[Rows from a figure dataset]
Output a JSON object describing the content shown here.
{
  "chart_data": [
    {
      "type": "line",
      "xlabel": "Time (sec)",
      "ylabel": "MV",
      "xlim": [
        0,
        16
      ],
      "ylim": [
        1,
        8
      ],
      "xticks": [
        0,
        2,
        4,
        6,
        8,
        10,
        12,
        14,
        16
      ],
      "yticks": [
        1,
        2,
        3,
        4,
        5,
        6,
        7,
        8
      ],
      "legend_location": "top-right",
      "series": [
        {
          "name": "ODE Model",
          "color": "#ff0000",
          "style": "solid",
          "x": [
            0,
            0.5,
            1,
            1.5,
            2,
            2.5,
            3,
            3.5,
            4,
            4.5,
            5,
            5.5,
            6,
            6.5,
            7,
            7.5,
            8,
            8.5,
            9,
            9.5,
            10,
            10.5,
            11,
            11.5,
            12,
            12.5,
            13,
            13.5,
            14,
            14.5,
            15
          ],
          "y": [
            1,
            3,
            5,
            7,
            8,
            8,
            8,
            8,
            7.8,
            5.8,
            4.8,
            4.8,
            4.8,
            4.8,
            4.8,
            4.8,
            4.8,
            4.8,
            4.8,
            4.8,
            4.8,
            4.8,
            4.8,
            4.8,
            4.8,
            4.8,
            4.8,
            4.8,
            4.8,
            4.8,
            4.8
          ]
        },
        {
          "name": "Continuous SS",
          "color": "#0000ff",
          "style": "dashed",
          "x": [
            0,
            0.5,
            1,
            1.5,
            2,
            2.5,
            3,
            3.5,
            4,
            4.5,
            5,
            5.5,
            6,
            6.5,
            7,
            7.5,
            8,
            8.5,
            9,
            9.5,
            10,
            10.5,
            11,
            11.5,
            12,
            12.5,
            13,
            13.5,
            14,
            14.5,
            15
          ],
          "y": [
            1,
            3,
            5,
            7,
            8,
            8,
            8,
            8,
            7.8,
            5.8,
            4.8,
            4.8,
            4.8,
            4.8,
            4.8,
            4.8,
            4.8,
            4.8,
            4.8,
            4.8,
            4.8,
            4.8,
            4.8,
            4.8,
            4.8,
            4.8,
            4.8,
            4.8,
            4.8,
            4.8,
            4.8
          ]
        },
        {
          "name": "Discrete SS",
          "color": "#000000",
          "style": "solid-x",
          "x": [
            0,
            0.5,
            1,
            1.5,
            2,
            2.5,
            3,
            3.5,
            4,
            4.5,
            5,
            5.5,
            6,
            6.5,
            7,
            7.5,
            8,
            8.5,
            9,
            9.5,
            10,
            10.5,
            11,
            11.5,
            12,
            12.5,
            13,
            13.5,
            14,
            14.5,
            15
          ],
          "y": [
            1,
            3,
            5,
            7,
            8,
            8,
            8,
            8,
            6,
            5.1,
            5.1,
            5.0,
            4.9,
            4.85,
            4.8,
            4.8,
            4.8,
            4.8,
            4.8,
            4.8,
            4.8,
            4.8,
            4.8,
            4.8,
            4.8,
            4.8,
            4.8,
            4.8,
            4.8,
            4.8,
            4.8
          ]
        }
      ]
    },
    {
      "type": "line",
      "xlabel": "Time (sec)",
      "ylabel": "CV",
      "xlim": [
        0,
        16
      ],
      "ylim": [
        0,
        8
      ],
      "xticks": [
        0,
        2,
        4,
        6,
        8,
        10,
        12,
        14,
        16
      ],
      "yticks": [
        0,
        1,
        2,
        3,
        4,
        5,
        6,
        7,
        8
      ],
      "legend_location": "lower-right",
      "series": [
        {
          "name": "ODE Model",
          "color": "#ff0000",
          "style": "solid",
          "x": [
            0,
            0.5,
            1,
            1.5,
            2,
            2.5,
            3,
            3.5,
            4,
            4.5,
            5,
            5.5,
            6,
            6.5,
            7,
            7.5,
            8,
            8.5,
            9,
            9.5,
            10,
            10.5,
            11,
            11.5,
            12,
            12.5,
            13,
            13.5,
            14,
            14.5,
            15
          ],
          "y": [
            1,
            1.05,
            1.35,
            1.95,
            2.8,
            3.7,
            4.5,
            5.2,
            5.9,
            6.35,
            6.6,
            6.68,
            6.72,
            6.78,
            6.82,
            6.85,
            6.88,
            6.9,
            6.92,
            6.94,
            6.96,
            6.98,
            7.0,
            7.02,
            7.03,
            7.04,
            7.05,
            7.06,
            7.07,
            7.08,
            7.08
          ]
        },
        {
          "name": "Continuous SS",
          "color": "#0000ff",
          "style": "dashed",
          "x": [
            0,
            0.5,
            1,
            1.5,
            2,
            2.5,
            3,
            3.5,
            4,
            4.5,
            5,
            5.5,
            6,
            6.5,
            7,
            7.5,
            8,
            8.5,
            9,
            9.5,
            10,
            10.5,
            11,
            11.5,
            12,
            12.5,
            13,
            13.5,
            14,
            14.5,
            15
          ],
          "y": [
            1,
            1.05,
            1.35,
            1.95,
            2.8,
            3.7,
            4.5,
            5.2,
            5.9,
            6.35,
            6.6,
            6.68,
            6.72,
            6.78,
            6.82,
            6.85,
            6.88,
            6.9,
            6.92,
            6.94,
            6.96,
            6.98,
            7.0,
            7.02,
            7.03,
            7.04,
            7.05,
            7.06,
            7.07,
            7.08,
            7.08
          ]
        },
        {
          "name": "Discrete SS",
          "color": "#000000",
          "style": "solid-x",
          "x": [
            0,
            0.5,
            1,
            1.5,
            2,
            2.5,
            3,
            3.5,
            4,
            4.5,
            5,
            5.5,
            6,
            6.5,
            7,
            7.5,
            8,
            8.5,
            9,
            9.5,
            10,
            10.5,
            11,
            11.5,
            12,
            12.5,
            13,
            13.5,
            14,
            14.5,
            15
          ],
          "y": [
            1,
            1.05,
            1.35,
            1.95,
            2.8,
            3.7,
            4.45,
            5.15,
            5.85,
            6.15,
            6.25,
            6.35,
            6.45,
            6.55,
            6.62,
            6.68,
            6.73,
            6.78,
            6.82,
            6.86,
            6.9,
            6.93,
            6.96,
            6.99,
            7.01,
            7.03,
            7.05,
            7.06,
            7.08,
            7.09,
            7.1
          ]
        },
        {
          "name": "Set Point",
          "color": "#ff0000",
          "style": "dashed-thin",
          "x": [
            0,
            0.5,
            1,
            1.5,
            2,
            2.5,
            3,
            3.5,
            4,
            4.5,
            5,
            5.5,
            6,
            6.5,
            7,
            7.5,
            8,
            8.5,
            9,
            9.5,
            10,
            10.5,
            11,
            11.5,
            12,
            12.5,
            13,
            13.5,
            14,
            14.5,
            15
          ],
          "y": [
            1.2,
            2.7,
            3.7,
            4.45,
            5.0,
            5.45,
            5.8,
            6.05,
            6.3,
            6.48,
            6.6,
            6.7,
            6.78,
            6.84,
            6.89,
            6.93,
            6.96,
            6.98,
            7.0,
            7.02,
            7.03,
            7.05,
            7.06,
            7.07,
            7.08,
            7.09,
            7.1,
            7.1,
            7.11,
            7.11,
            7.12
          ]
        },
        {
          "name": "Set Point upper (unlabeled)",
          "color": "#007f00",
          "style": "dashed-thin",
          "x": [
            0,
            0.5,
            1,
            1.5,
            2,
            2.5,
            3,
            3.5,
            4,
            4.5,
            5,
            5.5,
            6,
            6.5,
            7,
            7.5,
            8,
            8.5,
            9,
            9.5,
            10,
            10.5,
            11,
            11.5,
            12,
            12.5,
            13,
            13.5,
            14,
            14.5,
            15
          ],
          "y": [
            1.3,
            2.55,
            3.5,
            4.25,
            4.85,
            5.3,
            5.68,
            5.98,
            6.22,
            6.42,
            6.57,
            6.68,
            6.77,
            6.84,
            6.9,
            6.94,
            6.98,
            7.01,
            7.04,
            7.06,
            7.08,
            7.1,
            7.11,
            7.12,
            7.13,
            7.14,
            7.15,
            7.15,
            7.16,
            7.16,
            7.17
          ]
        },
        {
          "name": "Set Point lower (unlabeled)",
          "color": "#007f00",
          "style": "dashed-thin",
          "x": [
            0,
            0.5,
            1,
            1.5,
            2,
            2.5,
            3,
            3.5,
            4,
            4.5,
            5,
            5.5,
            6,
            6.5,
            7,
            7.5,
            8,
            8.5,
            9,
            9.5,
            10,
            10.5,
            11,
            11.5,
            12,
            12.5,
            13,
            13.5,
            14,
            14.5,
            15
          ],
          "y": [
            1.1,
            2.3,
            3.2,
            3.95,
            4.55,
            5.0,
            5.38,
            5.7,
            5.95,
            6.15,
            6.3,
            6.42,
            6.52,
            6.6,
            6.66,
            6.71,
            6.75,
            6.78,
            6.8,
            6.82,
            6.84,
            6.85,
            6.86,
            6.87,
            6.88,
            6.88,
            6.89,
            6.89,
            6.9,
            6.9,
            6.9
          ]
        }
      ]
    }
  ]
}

* Aim: Pull out every line in the material above where "Point" occurs.

* Output for this exercise:
          "name": "Set Point",
          "name": "Set Point upper (unlabeled)",
          "name": "Set Point lower (unlabeled)",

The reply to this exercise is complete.